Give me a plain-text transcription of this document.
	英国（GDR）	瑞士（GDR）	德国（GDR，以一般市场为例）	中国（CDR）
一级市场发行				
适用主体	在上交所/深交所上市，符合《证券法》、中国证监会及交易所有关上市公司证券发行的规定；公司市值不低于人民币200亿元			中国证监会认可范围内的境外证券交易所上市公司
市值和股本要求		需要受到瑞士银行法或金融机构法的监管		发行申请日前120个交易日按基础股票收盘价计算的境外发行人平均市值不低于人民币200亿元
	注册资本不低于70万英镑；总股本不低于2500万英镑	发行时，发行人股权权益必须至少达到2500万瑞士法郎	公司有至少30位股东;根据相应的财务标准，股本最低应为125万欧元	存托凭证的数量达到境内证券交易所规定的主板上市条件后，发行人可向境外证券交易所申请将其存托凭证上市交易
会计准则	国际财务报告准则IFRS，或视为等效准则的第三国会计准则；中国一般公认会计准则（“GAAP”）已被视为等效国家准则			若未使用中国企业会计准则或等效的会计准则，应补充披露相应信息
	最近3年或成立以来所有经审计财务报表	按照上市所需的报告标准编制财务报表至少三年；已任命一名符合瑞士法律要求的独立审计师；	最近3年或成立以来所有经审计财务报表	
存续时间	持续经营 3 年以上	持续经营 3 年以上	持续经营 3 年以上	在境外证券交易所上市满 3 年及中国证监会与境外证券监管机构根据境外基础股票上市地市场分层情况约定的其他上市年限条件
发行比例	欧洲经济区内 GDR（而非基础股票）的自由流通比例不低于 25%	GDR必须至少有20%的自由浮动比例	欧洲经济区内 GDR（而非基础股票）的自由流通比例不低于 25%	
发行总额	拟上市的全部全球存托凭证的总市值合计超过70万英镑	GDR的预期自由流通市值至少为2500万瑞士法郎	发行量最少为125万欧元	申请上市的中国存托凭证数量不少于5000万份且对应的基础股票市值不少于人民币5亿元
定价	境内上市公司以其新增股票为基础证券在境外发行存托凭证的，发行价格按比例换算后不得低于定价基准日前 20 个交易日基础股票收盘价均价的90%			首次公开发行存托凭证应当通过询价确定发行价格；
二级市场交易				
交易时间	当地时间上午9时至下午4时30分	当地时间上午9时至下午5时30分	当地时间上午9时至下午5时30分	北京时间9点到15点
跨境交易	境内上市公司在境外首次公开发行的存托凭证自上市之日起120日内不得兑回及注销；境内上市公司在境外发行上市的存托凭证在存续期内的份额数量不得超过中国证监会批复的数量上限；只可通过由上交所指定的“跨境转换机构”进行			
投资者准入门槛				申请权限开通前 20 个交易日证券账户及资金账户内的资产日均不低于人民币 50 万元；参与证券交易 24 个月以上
************
#### Set exercise
Reproduce the complete data exactly as presented above.

#### Result for this task
Give me a plain-text transcription of this document.
	英国（GDR）	瑞士（GDR）	德国（GDR，以一般市场为例）	中国（CDR）
一级市场发行				
适用主体	在上交所/深交所上市，符合《证券法》、中国证监会及交易所有关上市公司证券发行的规定；公司市值不低于人民币200亿元			中国证监会认可范围内的境外证券交易所上市公司
市值和股本要求		需要受到瑞士银行法或金融机构法的监管		发行申请日前120个交易日按基础股票收盘价计算的境外发行人平均市值不低于人民币200亿元
	注册资本不低于70万英镑；总股本不低于2500万英镑	发行时，发行人股权权益必须至少达到2500万瑞士法郎	公司有至少30位股东;根据相应的财务标准，股本最低应为125万欧元	存托凭证的数量达到境内证券交易所规定的主板上市条件后，发行人可向境外证券交易所申请将其存托凭证上市交易
会计准则	国际财务报告准则IFRS，或视为等效准则的第三国会计准则；中国一般公认会计准则（“GAAP”）已被视为等效国家准则			若未使用中国企业会计准则或等效的会计准则，应补充披露相应信息
	最近3年或成立以来所有经审计财务报表	按照上市所需的报告标准编制财务报表至少三年；已任命一名符合瑞士法律要求的独立审计师；	最近3年或成立以来所有经审计财务报表	
存续时间	持续经营 3 年以上	持续经营 3 年以上	持续经营 3 年以上	在境外证券交易所上市满 3 年及中国证监会与境外证券监管机构根据境外基础股票上市地市场分层情况约定的其他上市年限条件
发行比例	欧洲经济区内 GDR（而非基础股票）的自由流通比例不低于 25%	GDR必须至少有20%的自由浮动比例	欧洲经济区内 GDR（而非基础股票）的自由流通比例不低于 25%	
发行总额	拟上市的全部全球存托凭证的总市值合计超过70万英镑	GDR的预期自由流通市值至少为2500万瑞士法郎	发行量最少为125万欧元	申请上市的中国存托凭证数量不少于5000万份且对应的基础股票市值不少于人民币5亿元
定价	境内上市公司以其新增股票为基础证券在境外发行存托凭证的，发行价格按比例换算后不得低于定价基准日前 20 个交易日基础股票收盘价均价的90%			首次公开发行存托凭证应当通过询价确定发行价格；
二级市场交易				
交易时间	当地时间上午9时至下午4时30分	当地时间上午9时至下午5时30分	当地时间上午9时至下午5时30分	北京时间9点到15点
跨境交易	境内上市公司在境外首次公开发行的存托凭证自上市之日起120日内不得兑回及注销；境内上市公司在境外发行上市的存托凭证在存续期内的份额数量不得超过中国证监会批复的数量上限；只可通过由上交所指定的“跨境转换机构”进行			
投资者准入门槛				申请权限开通前 20 个交易日证券账户及资金账户内的资产日均不低于人民币 50 万元；参与证券交易 24 个月以上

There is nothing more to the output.